- **ACTIVITY LIST**
- a) Can you copy the passage from the essay "Things I Have Really Seen, Conversations I Have Actually Had," starting at "If memory serves" and ending at "his amphetamine habit."?
- b) Could you pick up the essay "Things I Have Really Seen, Conversations I Have Actually Had" after its last sentence and keep writing it?

EXTRACTED TEXT START

Things I Have Really Seen, Conversations I Have Actually Had
By Leonard Zeskind
The Zeskind Fortnight 12

February 24, 2009

If memory serves me right, it was 1970, probably around November.  Two white guys in their very early twenties sat on the sofa, each with a case of low-rent beer placed on the floor in front of them.  One after another they would pop the top, drink the beer down and carefully put the empty can back in its spot in the cardboard container.  We talked about the neighborhood, a desperately poor enclave of white working class people surrounded by blocks filled with desperately poor black working class people.  Everybody was looking for a decent job.  They told me about their friend newly back home from Vietnam who was shaking his amphetamine habit.

I asked them why they used to drive down one of the nearby streets in the black neighborhood pumping .410 shotgun shells into the front of houses.  Neither one of these two young men had an answer.  By the time they had finished their cases of beer, however, they had decided that shooting at black people’s homes was just plain stupid.

I was installing vending machine refrigerator motors on an assembly line in May 1972, working near a fellow I will call “Mr. O,” because his last name ended with that letter. He looked a bit like I did with short black dense hair, and was about my age and we became friends of a sort.  One day he said to me, “hey, why don’t you come eat lunch with us?”

EXTRACTED TEXT END
MATERIAL PROVIDED START

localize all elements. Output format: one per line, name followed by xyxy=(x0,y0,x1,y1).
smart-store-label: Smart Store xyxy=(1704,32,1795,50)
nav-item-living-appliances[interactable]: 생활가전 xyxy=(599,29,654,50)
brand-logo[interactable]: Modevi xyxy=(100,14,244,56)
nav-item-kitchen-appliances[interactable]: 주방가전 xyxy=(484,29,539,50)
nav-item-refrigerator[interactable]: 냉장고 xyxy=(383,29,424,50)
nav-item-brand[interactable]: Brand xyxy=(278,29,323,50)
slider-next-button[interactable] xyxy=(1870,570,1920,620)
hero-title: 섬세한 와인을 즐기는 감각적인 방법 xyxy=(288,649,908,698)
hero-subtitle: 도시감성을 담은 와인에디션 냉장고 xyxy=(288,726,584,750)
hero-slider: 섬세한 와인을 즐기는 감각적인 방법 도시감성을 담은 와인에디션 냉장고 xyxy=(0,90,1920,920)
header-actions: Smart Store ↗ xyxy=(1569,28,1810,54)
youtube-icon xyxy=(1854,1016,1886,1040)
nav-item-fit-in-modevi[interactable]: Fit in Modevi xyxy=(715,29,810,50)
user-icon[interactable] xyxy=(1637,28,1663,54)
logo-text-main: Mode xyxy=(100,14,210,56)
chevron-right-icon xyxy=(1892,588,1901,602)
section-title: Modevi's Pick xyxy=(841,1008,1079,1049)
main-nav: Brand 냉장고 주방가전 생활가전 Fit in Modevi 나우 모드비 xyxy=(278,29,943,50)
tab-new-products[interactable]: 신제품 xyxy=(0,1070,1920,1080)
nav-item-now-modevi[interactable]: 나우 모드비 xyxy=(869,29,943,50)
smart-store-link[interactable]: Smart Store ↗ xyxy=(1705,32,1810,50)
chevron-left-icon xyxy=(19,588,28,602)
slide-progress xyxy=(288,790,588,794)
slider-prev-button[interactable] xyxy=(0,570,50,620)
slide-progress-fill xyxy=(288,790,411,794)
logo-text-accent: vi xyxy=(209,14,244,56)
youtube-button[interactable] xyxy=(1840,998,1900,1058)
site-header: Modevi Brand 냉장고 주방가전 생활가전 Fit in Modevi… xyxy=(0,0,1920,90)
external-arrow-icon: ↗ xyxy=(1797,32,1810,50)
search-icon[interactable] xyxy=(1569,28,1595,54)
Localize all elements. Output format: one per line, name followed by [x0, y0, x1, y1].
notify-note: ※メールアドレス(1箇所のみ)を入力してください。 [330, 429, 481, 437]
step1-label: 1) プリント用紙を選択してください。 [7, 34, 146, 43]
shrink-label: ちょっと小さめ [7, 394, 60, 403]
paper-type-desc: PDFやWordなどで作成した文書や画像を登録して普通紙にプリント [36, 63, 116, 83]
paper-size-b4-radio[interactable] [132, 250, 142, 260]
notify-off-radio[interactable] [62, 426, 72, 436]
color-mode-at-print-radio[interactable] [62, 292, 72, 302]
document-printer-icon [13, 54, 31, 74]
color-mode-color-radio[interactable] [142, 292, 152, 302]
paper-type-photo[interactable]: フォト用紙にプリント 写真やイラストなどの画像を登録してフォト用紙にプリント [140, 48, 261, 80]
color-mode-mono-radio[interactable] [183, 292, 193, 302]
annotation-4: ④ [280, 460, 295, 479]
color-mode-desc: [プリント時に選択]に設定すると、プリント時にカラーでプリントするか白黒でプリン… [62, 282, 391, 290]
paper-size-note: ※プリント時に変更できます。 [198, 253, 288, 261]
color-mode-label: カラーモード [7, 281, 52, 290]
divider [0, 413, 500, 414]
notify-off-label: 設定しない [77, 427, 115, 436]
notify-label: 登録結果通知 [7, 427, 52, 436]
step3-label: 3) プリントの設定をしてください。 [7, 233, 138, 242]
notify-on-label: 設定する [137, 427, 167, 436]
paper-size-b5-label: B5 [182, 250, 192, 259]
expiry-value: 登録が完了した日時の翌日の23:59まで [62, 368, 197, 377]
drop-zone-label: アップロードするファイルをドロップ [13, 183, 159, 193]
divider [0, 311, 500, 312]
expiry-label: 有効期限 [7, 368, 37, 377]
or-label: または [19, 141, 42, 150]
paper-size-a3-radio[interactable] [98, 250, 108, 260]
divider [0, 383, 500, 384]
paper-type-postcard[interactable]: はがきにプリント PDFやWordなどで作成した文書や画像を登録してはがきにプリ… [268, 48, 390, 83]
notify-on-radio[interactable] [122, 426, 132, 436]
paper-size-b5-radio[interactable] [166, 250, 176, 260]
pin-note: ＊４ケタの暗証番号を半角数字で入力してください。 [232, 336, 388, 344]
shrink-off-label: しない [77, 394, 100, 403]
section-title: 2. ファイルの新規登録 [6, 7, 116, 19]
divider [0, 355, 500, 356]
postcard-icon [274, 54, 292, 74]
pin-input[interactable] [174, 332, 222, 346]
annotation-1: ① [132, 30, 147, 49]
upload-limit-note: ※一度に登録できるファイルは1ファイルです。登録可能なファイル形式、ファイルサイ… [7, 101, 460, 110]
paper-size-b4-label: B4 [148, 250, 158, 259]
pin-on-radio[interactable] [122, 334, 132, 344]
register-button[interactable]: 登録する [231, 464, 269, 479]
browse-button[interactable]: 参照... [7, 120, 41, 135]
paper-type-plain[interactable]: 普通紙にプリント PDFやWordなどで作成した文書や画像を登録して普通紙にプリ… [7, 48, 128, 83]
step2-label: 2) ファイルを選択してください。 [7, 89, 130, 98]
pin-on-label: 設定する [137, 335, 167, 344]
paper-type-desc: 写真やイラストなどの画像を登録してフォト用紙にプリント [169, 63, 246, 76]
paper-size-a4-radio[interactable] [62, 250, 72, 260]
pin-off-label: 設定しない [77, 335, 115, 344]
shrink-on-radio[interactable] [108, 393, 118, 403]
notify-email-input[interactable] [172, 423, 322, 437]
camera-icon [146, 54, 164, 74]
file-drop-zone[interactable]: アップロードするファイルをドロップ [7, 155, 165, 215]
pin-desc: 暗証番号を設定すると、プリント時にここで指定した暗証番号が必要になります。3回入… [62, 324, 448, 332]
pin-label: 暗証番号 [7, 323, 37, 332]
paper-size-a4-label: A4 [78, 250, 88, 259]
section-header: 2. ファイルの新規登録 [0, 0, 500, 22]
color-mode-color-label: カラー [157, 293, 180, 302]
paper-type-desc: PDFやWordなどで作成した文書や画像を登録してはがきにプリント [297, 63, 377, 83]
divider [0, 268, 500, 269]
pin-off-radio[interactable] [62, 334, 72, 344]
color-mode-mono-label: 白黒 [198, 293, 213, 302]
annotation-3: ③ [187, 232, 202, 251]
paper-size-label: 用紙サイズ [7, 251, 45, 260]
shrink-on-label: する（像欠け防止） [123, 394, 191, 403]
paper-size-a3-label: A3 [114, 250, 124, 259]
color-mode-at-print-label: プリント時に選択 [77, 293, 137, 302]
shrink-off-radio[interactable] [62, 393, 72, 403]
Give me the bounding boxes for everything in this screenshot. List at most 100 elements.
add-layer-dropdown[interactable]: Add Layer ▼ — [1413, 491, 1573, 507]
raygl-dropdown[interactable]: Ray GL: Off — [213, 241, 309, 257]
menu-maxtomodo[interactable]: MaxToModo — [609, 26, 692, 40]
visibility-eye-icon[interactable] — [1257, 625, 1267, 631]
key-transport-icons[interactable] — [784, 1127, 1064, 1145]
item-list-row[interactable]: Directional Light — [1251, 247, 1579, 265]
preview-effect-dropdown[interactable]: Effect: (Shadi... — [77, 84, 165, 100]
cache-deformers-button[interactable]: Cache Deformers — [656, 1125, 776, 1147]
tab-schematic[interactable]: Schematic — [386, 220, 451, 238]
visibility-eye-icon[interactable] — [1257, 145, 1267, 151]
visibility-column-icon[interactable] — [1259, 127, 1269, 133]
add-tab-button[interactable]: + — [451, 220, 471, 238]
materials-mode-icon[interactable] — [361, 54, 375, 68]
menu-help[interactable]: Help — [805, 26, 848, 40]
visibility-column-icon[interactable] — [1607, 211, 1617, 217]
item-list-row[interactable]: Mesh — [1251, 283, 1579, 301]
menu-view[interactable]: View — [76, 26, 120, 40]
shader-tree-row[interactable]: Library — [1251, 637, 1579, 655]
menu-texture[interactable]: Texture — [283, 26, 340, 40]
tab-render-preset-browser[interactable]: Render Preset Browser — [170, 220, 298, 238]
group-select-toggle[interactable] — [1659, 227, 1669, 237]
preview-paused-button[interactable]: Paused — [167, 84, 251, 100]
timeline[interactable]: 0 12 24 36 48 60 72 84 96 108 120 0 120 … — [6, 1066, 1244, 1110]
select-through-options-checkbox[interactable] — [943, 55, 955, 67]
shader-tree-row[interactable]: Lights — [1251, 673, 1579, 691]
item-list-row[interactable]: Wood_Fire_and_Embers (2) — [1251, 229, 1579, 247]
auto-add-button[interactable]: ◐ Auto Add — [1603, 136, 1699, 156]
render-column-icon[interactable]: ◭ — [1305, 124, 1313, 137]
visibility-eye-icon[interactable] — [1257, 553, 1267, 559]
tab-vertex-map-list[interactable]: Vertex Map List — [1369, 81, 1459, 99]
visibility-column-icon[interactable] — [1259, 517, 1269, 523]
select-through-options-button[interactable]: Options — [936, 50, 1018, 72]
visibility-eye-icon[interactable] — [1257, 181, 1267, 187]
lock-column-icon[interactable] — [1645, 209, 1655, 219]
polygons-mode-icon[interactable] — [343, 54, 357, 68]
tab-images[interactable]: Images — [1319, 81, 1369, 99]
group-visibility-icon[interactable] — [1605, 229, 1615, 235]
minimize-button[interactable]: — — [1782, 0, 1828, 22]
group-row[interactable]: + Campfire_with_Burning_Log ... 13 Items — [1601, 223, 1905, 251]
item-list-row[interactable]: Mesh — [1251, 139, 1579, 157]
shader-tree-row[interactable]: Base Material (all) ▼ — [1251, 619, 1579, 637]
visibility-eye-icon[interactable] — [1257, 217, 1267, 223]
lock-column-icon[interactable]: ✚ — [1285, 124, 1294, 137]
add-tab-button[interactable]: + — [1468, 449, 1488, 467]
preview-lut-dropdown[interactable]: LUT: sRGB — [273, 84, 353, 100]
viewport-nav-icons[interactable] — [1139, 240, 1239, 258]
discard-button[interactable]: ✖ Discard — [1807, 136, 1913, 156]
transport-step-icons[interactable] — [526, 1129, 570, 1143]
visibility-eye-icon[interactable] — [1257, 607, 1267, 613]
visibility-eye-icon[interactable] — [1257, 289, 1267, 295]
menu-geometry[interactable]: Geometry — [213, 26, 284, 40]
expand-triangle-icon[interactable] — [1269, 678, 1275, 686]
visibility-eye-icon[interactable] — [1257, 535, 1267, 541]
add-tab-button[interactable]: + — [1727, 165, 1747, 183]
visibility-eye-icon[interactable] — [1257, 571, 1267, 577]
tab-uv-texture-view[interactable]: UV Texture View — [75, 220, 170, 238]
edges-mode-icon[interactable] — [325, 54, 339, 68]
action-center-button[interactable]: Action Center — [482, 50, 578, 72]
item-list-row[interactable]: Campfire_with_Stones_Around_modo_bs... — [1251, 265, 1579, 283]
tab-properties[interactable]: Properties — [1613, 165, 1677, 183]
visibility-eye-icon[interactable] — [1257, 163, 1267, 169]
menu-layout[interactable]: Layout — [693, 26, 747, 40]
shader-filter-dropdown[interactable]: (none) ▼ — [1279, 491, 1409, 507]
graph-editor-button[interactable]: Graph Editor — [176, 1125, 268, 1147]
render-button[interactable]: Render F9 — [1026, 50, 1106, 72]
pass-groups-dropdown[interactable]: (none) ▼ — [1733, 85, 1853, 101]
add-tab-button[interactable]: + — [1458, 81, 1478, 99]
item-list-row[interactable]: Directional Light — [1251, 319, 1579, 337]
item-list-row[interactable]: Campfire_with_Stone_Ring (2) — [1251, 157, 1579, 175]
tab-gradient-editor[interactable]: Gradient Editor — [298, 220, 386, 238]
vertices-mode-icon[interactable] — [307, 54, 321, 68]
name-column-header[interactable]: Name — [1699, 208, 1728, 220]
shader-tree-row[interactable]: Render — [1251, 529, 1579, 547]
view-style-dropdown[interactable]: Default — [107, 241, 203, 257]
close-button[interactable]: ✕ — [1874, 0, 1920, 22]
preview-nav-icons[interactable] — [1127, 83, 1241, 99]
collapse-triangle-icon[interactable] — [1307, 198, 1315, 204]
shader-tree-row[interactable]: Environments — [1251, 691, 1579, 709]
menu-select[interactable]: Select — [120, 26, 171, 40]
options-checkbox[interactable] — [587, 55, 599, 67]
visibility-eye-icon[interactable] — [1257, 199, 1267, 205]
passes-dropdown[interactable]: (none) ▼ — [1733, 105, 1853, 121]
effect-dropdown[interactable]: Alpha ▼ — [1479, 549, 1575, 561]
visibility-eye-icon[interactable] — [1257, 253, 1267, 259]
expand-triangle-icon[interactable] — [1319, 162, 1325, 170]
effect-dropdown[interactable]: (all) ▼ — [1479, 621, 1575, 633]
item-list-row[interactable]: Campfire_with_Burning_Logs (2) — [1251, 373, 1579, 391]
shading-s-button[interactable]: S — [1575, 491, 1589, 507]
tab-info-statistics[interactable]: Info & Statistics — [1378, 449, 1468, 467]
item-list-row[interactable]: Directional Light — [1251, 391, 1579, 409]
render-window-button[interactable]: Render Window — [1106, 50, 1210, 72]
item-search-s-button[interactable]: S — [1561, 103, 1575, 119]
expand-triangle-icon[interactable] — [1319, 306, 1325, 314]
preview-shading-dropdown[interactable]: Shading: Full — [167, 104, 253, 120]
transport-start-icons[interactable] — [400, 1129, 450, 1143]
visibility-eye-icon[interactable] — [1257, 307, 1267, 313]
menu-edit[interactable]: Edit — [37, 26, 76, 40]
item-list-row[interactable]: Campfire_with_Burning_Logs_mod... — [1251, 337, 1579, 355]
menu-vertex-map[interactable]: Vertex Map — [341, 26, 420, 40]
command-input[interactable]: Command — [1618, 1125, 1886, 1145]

MATERIAL PROVIDED END

- **SOLVED PROBLEMS**
- a)
If memory serves me right, it was 1970, probably around November.  Two white guys in their very early twenties sat on the sofa, each with a case of low-rent beer placed on the floor in front of them.  One after another they would pop the top, drink the beer down and carefully put the empty can back in its spot in the cardboard container.  We talked about the neighborhood, a desperately poor enclave of white working class people surrounded by blocks filled with desperately poor black working class people.  Everybody was looking for a decent job.  They told me about their friend newly back home from Vietnam who was shaking his amphetamine habit.

- b)
So I went with him to an area of the factory where about six other dark hair guys are eating lunch and talking to each other in Italian. I sat there quietly, finished my bologna sandwich and then walked back to our area of the plant with Mr. O.  “You know I am not Italian,” I said to him.  He turned and looked at me and said “Nah.” I said yes it is true, I’m not Italian.  Again, he said Nah!  So I said, “Yes, I am Jewish.”  To which he looked astonished and said, “No man, you can’t be no kike.”

Yes I am, I replied, thinking he seemed completely unaware of his slur.  He also did not know enough to realize that the Irish and German white people with grandparents in rural Missouri who lived in my neighborhood considered “Dagos” to be a third race, after black people, to be both eschewed and fought with from time to time.  Mr. O and I stayed friends on the assembly line, but when it came time for lunch I usually ate my sandwich with someone else.

It was July 1976, in a steel fabrication factory where bridge girders, power plant systems and other elements of heavy industry were cut from steel plates and beams, and assembled in such a fashion that other men and women working at construction sites in the nearby states could bolt, weld and otherwise erect these pieces into final form.

The day before, I had hung a four inch thick base plate on a steel beam that was 36 inches at the web, and weighed 365 pounds per running foot for a length of 60 feet.  It would become a column inside a shopping center somewhere.

Now on this day, I was working next to Luis S., twenty years my senior.  We were both classified as first class fitters, which placed us near the top of the pay scale for in-plant iron workers, but only at half the pay scale of outside ironworkers—who worked up in the air and had their own union local.  I complimented Luis on his industrial skills, although probably not in any language that I could use here on a family-friendly website.  Yes, he said, he was fast with a three pound hammer and a two foot carpenter square, and he could read any blueprint the engineers put down in front of him.  But he would never be an outside ironworker, he said, because he was Mexican.  Mexicans just could not get a job in that outside local union.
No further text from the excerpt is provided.